Problem description:
Write out the whole listing again, exactly.
--------------------------------
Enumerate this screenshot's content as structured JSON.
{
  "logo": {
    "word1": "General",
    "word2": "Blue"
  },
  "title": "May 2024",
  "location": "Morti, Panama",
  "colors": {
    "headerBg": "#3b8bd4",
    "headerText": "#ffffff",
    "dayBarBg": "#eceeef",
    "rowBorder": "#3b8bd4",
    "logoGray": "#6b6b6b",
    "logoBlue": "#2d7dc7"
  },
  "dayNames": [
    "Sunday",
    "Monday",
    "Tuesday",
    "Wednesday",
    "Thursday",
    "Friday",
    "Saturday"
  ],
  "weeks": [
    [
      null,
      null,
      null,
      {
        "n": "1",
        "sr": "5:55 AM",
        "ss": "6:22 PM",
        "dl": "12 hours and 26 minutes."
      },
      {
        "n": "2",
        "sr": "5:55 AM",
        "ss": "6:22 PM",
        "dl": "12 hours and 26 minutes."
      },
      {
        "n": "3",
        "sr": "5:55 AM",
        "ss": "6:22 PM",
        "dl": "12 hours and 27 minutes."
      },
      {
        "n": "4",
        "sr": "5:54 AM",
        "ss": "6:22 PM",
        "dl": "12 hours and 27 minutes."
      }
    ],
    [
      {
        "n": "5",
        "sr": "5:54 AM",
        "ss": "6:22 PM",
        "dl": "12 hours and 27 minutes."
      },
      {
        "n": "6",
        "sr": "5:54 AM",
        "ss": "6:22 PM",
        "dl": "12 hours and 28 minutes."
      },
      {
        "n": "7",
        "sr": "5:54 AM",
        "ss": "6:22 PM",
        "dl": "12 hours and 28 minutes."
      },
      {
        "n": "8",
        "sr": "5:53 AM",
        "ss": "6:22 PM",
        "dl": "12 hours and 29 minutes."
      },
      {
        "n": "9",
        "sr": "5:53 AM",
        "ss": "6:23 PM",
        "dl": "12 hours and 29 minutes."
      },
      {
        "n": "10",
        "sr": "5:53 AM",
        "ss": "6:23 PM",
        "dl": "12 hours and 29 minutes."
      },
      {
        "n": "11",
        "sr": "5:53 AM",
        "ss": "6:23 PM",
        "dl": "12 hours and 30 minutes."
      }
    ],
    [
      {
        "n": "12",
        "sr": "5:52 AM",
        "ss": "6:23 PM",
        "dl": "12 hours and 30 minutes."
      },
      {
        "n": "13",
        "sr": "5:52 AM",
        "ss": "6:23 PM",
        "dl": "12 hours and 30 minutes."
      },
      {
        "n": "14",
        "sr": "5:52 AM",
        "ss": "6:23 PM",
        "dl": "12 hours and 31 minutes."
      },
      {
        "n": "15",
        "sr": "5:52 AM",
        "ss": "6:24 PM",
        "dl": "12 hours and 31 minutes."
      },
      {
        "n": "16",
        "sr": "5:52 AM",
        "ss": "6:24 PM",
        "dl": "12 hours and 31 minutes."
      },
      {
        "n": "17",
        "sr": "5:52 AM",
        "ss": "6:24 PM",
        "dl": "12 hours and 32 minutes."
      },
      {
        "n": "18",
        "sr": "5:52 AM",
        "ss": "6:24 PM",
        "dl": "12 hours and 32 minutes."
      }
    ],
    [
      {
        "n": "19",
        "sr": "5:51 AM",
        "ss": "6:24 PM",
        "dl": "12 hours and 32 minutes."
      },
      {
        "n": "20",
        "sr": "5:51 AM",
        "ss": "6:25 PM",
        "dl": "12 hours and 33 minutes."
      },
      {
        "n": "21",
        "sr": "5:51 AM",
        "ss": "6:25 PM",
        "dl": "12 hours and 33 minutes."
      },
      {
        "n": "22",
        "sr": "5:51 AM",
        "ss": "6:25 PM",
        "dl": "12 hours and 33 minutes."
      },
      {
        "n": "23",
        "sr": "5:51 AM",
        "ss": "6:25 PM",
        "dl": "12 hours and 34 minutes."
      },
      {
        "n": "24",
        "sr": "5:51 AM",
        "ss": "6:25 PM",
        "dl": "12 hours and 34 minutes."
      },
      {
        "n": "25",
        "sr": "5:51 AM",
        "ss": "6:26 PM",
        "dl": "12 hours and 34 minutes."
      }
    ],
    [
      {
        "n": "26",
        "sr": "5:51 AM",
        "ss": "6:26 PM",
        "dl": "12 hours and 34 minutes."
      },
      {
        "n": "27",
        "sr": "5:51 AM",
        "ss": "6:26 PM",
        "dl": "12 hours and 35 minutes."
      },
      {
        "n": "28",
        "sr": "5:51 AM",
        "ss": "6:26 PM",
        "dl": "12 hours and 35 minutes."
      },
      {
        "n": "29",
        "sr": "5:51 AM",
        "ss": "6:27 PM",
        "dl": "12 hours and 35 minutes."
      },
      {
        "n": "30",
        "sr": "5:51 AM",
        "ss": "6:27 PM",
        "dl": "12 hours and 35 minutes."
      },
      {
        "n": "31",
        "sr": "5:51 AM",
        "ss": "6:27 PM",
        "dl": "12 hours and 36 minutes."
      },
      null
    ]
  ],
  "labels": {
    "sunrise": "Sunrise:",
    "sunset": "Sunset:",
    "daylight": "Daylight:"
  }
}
--------------------------------
Exercise answer:
Enumerate this screenshot's content as structured JSON.
{
  "logo": {
    "word1": "General",
    "word2": "Blue"
  },
  "title": "May 2024",
  "location": "Morti, Panama",
  "colors": {
    "headerBg": "#3b8bd4",
    "headerText": "#ffffff",
    "dayBarBg": "#eceeef",
    "rowBorder": "#3b8bd4",
    "logoGray": "#6b6b6b",
    "logoBlue": "#2d7dc7"
  },
  "dayNames": [
    "Sunday",
    "Monday",
    "Tuesday",
    "Wednesday",
    "Thursday",
    "Friday",
    "Saturday"
  ],
  "weeks": [
    [
      null,
      null,
      null,
      {
        "n": "1",
        "sr": "5:55 AM",
        "ss": "6:22 PM",
        "dl": "12 hours and 26 minutes."
      },
      {
        "n": "2",
        "sr": "5:55 AM",
        "ss": "6:22 PM",
        "dl": "12 hours and 26 minutes."
      },
      {
        "n": "3",
        "sr": "5:55 AM",
        "ss": "6:22 PM",
        "dl": "12 hours and 27 minutes."
      },
      {
        "n": "4",
        "sr": "5:54 AM",
        "ss": "6:22 PM",
        "dl": "12 hours and 27 minutes."
      }
    ],
    [
      {
        "n": "5",
        "sr": "5:54 AM",
        "ss": "6:22 PM",
        "dl": "12 hours and 27 minutes."
      },
      {
        "n": "6",
        "sr": "5:54 AM",
        "ss": "6:22 PM",
        "dl": "12 hours and 28 minutes."
      },
      {
        "n": "7",
        "sr": "5:54 AM",
        "ss": "6:22 PM",
        "dl": "12 hours and 28 minutes."
      },
      {
        "n": "8",
        "sr": "5:53 AM",
        "ss": "6:22 PM",
        "dl": "12 hours and 29 minutes."
      },
      {
        "n": "9",
        "sr": "5:53 AM",
        "ss": "6:23 PM",
        "dl": "12 hours and 29 minutes."
      },
      {
        "n": "10",
        "sr": "5:53 AM",
        "ss": "6:23 PM",
        "dl": "12 hours and 29 minutes."
      },
      {
        "n": "11",
        "sr": "5:53 AM",
        "ss": "6:23 PM",
        "dl": "12 hours and 30 minutes."
      }
    ],
    [
      {
        "n": "12",
        "sr": "5:52 AM",
        "ss": "6:23 PM",
        "dl": "12 hours and 30 minutes."
      },
      {
        "n": "13",
        "sr": "5:52 AM",
        "ss": "6:23 PM",
        "dl": "12 hours and 30 minutes."
      },
      {
        "n": "14",
        "sr": "5:52 AM",
        "ss": "6:23 PM",
        "dl": "12 hours and 31 minutes."
      },
      {
        "n": "15",
        "sr": "5:52 AM",
        "ss": "6:24 PM",
        "dl": "12 hours and 31 minutes."
      },
      {
        "n": "16",
        "sr": "5:52 AM",
        "ss": "6:24 PM",
        "dl": "12 hours and 31 minutes."
      },
      {
        "n": "17",
        "sr": "5:52 AM",
        "ss": "6:24 PM",
        "dl": "12 hours and 32 minutes."
      },
      {
        "n": "18",
        "sr": "5:52 AM",
        "ss": "6:24 PM",
        "dl": "12 hours and 32 minutes."
      }
    ],
    [
      {
        "n": "19",
        "sr": "5:51 AM",
        "ss": "6:24 PM",
        "dl": "12 hours and 32 minutes."
      },
      {
        "n": "20",
        "sr": "5:51 AM",
        "ss": "6:25 PM",
        "dl": "12 hours and 33 minutes."
      },
      {
        "n": "21",
        "sr": "5:51 AM",
        "ss": "6:25 PM",
        "dl": "12 hours and 33 minutes."
      },
      {
        "n": "22",
        "sr": "5:51 AM",
        "ss": "6:25 PM",
        "dl": "12 hours and 33 minutes."
      },
      {
        "n": "23",
        "sr": "5:51 AM",
        "ss": "6:25 PM",
        "dl": "12 hours and 34 minutes."
      },
      {
        "n": "24",
        "sr": "5:51 AM",
        "ss": "6:25 PM",
        "dl": "12 hours and 34 minutes."
      },
      {
        "n": "25",
        "sr": "5:51 AM",
        "ss": "6:26 PM",
        "dl": "12 hours and 34 minutes."
      }
    ],
    [
      {
        "n": "26",
        "sr": "5:51 AM",
        "ss": "6:26 PM",
        "dl": "12 hours and 34 minutes."
      },
      {
        "n": "27",
        "sr": "5:51 AM",
        "ss": "6:26 PM",
        "dl": "12 hours and 35 minutes."
      },
      {
        "n": "28",
        "sr": "5:51 AM",
        "ss": "6:26 PM",
        "dl": "12 hours and 35 minutes."
      },
      {
        "n": "29",
        "sr": "5:51 AM",
        "ss": "6:27 PM",
        "dl": "12 hours and 35 minutes."
      },
      {
        "n": "30",
        "sr": "5:51 AM",
        "ss": "6:27 PM",
        "dl": "12 hours and 35 minutes."
      },
      {
        "n": "31",
        "sr": "5:51 AM",
        "ss": "6:27 PM",
        "dl": "12 hours and 36 minutes."
      },
      null
    ]
  ],
  "labels": {
    "sunrise": "Sunrise:",
    "sunset": "Sunset:",
    "daylight": "Daylight:"
  }
}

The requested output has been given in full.